TASK INSTRUCTIONS:
[A] Translate this sentence from the passage on the Flathead water rights suit into Spanish: "The suit asks for declaratory and injunctive relief."
[B] Carry on the passage about the Flathead water rights suit, starting after its final sentence.

---------- TEXT BLOCK

The suit defendants are the United States Department of Interior Secretary Sarah “Sally” Jewell; United States Bureau of Indian Affairs; Jocko Valley Irrigation District; Mission Irrigation District; Flathead Irrigation District; District Court for the 20th Judicial District of Montana; Montana Water Court; Michael G. McClatchy, Blanche Crepeau and Alex Crepeau; Judy Harms and Robert Harms; Betty A. Stickel and Wayne D. Stickel; and an unknown number of John Doe defendants claiming Flathead Indian Irrigation Project irrigation water as a personal water right. 

The suit asks for declaratory and injunctive relief. Declaratory relief refers to a court judgment which determines the rights of parties without ordering anything done or awarding damage, according to uslegal.com website. Injunctive relief asks for a court-ordered act or prohibition against an act or condition that has been requested; in this case, lawsuits pending in the Montana Water Court and in the 20th Judicial District Court of Montana. 

The Tribes request that the Court issue a declaratory judgment reaffirming and declaring that:

• Hellgate Treaty did not implicitly diminish aboriginal water rights;

• when the Flathead Indian Reservation was created the United States reserved all the water on, under and flowing through the reservation for the Tribes;

• the chain of title to land on the FIR has never been broken and for that reason no lands within the borders of the FIR have ever been part of the public domain or subject to general public land laws;

• after FIR was created the Tribes continued their exclusive and uninterrupted use and occupation of Reservation lands and waters for hunting, fishing and gathering practices. Tribal water rights for nonconsumptive aboriginal users carry a priority date of time immemorial. 

• all waters of the FIR for consumptive use were reserved for the Tribes pursuant to the Winters Doctrine. The priority date for Tribal and individual Indian consumptive water use is July 6, 1855. 

• water rights on the Flathead Indian Reservation could only be acquired as specified by Congress.

--------------------
---------- DATASET EXTRACT

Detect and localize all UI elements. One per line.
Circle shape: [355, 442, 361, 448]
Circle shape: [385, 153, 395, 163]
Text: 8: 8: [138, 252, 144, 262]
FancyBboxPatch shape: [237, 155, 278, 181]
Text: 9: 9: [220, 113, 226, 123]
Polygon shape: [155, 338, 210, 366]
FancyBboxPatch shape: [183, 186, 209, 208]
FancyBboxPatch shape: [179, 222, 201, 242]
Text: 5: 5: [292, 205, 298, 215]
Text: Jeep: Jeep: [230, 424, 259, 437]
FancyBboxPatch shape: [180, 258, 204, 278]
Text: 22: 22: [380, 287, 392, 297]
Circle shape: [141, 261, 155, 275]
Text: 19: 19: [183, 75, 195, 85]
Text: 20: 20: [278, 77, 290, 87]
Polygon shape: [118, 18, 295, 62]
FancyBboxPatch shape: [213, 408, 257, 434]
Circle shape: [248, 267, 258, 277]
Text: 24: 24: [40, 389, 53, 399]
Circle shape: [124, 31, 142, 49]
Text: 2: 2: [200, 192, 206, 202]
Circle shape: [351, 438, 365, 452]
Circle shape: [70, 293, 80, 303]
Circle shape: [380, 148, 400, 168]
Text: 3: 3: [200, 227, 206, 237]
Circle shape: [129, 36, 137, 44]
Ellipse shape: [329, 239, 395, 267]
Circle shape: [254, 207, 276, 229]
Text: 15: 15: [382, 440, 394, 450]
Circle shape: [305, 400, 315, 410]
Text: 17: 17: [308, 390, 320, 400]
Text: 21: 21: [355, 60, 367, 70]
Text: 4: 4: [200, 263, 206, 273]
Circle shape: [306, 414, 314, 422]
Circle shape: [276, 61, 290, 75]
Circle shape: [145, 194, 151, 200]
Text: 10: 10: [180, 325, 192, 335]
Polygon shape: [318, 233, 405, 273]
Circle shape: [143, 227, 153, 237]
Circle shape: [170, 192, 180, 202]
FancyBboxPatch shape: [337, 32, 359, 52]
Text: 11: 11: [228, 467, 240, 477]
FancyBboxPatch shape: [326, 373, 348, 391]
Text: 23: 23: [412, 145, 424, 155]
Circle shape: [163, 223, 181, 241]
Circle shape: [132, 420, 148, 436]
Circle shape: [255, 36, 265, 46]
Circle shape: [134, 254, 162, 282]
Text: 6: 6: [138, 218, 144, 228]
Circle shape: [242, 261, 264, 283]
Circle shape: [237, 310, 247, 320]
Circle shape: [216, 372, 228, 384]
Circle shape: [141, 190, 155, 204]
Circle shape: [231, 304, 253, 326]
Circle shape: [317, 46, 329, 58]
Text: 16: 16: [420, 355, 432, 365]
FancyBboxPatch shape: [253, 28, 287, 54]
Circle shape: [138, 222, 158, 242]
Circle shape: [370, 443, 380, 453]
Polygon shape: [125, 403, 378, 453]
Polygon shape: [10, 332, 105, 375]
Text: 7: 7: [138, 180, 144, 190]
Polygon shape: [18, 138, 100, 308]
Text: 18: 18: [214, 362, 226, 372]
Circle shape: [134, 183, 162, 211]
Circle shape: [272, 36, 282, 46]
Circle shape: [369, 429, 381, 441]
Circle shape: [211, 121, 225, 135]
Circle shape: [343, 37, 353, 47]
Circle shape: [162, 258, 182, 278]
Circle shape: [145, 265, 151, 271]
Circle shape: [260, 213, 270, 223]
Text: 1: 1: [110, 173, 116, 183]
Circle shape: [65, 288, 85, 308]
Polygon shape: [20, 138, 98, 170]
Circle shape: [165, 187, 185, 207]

--------------------

OUTPUTS:
[A] La demanda solicita medidas declarativas y cautelares.

[B]
• Congress specified the only manner for any non-Indian to acquire a water right on the FIIP in the Acts of 1908, 1912, 1914 and 1936, and that those conditions have not been met by any person; 

• the Secretary of the Interior has issued no person a “final certificate of water right” under the FAA; 

• the 1904 FAA implicitly reserved to the United States out of the senior pervasive Tribal Winters rights a volume of irrigation water to serve the federal purpose of the FIIP, with a priority date of April 23, 1904; 

• as a matter of federal law the BIA is entitled to a volume of irrigation water adequate to maintain beneficial irrigation in the FIIP service area when such volumes of irrigation water are physically available within the FIR and do not adversely impact the Tribes’ “time immemorial” instream flow rights; and 

• FIIP has always been a BIA Indian irrigation project and not a Bureau of Reclamation irrigation project. 

B. Enjoining (asking): 

1. the District Court of the Twentieth District of Montana in Cause Nos. DV-12-327 and DV-13-105 from taking any action to determine who owns water rights, or claims to water rights made available through any FIIP irrigation facility, structure, reservoir ditch or other means; and 

2. the Water Court of the State of Montana in Cause No.WC-2013-05 from taking any action to determine who owns water rights, or claims to water rights made available through any FIIP irrigation facility, structure, reservoir ditch or other means. 

C. Awarding the Tribes’ reasonable attorneys fees and costs. 

D. Awarding such other and further relief as this Court deems just and proper.